## WHAT IS REQUIRED
Locate every line that holds the string "time" and copy it.

## GIVEN RECORDS
====
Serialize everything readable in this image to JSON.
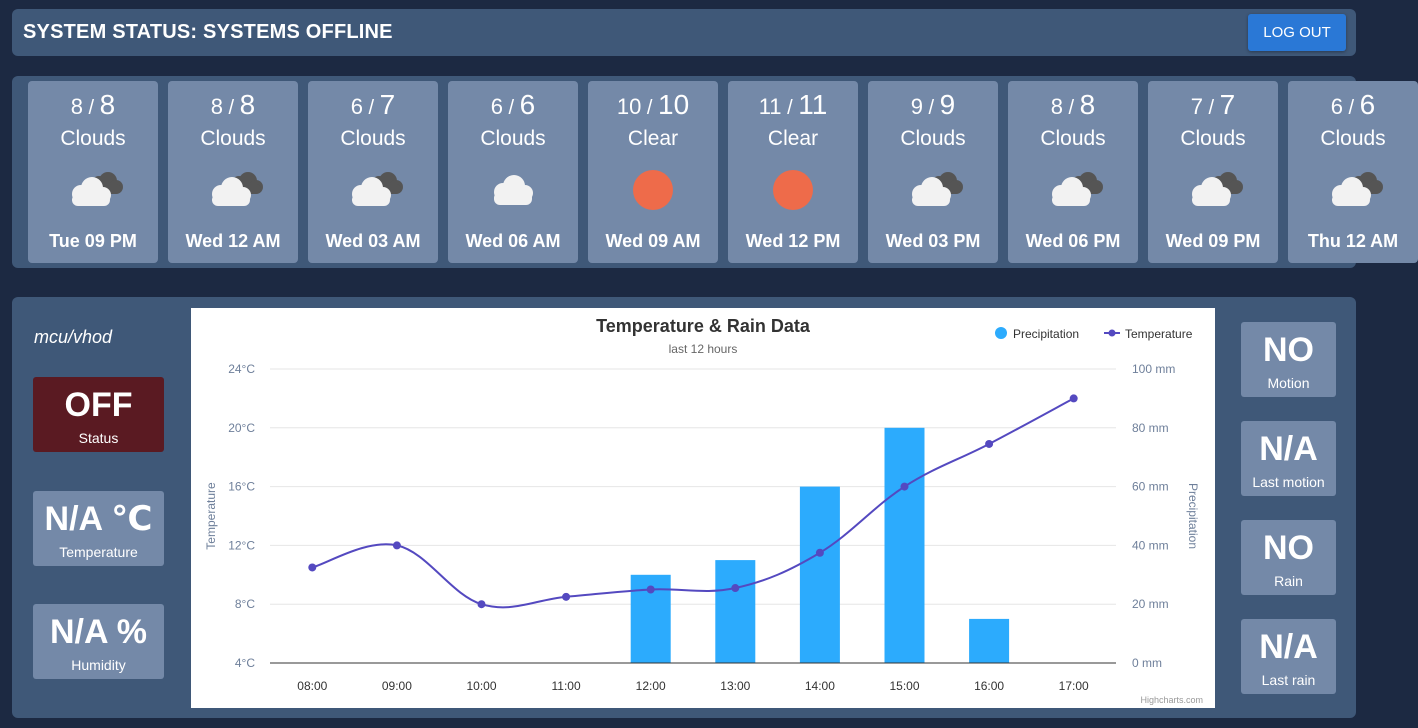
{
  "header": {
    "title": "SYSTEM STATUS: SYSTEMS OFFLINE",
    "logout_label": "LOG OUT"
  },
  "forecast": [
    {
      "low": "8",
      "high": "8",
      "condition": "Clouds",
      "icon": "cloud-sun-icon",
      "time": "Tue 09 PM"
    },
    {
      "low": "8",
      "high": "8",
      "condition": "Clouds",
      "icon": "cloud-sun-icon",
      "time": "Wed 12 AM"
    },
    {
      "low": "6",
      "high": "7",
      "condition": "Clouds",
      "icon": "cloud-sun-icon",
      "time": "Wed 03 AM"
    },
    {
      "low": "6",
      "high": "6",
      "condition": "Clouds",
      "icon": "cloud-icon",
      "time": "Wed 06 AM"
    },
    {
      "low": "10",
      "high": "10",
      "condition": "Clear",
      "icon": "sun-icon",
      "time": "Wed 09 AM"
    },
    {
      "low": "11",
      "high": "11",
      "condition": "Clear",
      "icon": "sun-icon",
      "time": "Wed 12 PM"
    },
    {
      "low": "9",
      "high": "9",
      "condition": "Clouds",
      "icon": "cloud-sun-icon",
      "time": "Wed 03 PM"
    },
    {
      "low": "8",
      "high": "8",
      "condition": "Clouds",
      "icon": "cloud-sun-icon",
      "time": "Wed 06 PM"
    },
    {
      "low": "7",
      "high": "7",
      "condition": "Clouds",
      "icon": "cloud-sun-icon",
      "time": "Wed 09 PM"
    },
    {
      "low": "6",
      "high": "6",
      "condition": "Clouds",
      "icon": "cloud-sun-icon",
      "time": "Thu 12 AM"
    }
  ],
  "device": {
    "topic": "mcu/vhod",
    "status": {
      "value": "OFF",
      "label": "Status"
    },
    "temperature": {
      "value": "N/A ℃",
      "label": "Temperature"
    },
    "humidity": {
      "value": "N/A %",
      "label": "Humidity"
    }
  },
  "sensors": {
    "motion": {
      "value": "NO",
      "label": "Motion"
    },
    "last_motion": {
      "value": "N/A",
      "label": "Last motion"
    },
    "rain": {
      "value": "NO",
      "label": "Rain"
    },
    "last_rain": {
      "value": "N/A",
      "label": "Last rain"
    }
  },
  "colors": {
    "sun": "#ee6b4a",
    "precip": "#2cabfd",
    "temp_line": "#5449c0",
    "status_off": "#5a1a22",
    "panel": "#3f5878",
    "tile": "#7489a8"
  },
  "chart_data": {
    "type": "bar",
    "title": "Temperature & Rain Data",
    "subtitle": "last 12 hours",
    "credits": "Highcharts.com",
    "categories": [
      "08:00",
      "09:00",
      "10:00",
      "11:00",
      "12:00",
      "13:00",
      "14:00",
      "15:00",
      "16:00",
      "17:00"
    ],
    "y_left": {
      "label": "Temperature",
      "ticks": [
        "4°C",
        "8°C",
        "12°C",
        "16°C",
        "20°C",
        "24°C"
      ],
      "range": [
        4,
        24
      ]
    },
    "y_right": {
      "label": "Precipitation",
      "ticks": [
        "0 mm",
        "20 mm",
        "40 mm",
        "60 mm",
        "80 mm",
        "100 mm"
      ],
      "range": [
        0,
        100
      ]
    },
    "series": [
      {
        "name": "Precipitation",
        "type": "column",
        "axis": "right",
        "values": [
          0,
          0,
          0,
          0,
          30,
          35,
          60,
          80,
          15,
          0
        ]
      },
      {
        "name": "Temperature",
        "type": "spline",
        "axis": "left",
        "values": [
          10.5,
          12,
          8,
          8.5,
          9,
          9.1,
          11.5,
          16,
          18.9,
          22
        ]
      }
    ],
    "legend": "top-right",
    "grid": true
  }
}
====
## ANSWER IN FULL
      "time": "Tue 09 PM"
      "time": "Wed 12 AM"
      "time": "Wed 03 AM"
      "time": "Wed 06 AM"
      "time": "Wed 09 AM"
      "time": "Wed 12 PM"
      "time": "Wed 03 PM"
      "time": "Wed 06 PM"
      "time": "Wed 09 PM"
      "time": "Thu 12 AM"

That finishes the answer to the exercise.